▶ **AIM OF THE TASK**: Locate the lines where "screenshot" occurs and copy them as they stand.

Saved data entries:
*-*-*
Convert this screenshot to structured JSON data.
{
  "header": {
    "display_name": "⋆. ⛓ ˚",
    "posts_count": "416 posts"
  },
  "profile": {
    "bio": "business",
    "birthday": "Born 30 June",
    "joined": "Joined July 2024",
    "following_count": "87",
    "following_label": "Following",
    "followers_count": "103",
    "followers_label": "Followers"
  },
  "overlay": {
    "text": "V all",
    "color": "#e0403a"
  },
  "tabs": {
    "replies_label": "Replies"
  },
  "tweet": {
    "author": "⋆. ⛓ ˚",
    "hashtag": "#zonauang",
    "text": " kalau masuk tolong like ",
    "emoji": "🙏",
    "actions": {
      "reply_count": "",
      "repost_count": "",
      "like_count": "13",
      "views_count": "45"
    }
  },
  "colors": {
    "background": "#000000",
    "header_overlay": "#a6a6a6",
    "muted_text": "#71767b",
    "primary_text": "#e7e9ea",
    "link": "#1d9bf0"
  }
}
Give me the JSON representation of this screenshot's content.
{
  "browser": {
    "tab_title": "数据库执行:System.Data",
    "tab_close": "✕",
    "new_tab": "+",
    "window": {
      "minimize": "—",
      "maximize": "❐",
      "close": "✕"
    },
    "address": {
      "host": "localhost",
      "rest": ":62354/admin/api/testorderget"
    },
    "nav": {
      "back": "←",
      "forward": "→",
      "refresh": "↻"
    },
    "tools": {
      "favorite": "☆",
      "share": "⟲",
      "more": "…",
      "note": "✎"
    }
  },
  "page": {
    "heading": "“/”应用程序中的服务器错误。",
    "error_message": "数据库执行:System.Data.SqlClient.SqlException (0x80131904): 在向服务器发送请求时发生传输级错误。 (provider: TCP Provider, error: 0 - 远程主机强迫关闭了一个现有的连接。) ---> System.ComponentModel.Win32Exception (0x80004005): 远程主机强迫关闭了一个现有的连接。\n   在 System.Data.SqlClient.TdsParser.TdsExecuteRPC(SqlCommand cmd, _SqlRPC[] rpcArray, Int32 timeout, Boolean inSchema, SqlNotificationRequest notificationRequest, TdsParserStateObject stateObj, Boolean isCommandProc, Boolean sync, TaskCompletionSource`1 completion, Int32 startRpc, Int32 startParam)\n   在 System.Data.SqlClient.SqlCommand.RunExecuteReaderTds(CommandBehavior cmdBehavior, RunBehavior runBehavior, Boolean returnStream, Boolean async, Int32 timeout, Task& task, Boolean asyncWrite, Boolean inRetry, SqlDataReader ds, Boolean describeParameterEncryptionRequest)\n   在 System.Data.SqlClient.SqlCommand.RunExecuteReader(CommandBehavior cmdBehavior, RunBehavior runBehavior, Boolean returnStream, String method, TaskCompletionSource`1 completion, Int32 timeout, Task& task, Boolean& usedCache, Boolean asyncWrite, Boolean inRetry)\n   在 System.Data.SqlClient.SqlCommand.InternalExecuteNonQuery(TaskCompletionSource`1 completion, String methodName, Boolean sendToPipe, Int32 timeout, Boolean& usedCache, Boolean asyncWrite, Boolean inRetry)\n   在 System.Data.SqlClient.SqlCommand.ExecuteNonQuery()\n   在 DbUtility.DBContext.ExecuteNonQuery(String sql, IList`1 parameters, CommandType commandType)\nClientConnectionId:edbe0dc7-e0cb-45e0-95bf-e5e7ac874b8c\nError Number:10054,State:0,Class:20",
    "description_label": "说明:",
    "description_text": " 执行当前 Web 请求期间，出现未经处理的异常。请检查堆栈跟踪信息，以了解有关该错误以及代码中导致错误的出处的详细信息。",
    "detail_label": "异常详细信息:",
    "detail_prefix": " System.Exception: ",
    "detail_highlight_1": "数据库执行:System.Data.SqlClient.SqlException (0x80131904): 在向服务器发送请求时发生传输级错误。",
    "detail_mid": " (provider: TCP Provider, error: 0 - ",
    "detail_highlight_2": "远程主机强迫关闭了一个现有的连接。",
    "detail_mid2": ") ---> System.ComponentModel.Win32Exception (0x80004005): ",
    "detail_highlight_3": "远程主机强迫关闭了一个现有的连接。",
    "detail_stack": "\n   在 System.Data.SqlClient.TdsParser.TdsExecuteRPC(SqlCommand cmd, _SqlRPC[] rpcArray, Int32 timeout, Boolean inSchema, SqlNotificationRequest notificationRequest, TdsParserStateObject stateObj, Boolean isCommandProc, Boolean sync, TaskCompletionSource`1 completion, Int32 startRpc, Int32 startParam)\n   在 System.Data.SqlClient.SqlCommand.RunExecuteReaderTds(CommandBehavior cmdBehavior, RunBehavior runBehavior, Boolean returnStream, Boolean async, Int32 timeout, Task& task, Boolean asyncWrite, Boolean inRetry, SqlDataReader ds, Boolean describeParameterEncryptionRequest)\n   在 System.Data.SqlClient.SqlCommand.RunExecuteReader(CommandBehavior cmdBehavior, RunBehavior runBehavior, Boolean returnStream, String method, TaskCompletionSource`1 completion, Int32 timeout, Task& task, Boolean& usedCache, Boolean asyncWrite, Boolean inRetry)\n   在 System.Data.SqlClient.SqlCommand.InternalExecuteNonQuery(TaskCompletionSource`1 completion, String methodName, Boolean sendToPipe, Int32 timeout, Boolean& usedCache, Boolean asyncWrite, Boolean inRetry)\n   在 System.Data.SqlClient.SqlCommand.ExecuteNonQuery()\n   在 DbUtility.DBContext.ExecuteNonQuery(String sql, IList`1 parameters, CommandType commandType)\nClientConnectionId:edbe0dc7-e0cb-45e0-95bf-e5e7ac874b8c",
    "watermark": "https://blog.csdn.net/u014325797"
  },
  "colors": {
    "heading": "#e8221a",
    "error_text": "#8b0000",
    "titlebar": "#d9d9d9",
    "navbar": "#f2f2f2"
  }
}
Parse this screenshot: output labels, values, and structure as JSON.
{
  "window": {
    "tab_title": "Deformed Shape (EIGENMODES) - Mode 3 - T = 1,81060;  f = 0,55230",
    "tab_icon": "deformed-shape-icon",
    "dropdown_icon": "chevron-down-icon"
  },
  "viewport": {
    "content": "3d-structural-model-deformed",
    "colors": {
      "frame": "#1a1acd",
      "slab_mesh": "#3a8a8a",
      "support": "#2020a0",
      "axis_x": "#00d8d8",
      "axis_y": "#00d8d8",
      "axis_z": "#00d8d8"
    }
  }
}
*-*-*
▶ **THE RESULT**:
Convert this screenshot to structured JSON data.
Give me the JSON representation of this screenshot's content.
Parse this screenshot: output labels, values, and structure as JSON.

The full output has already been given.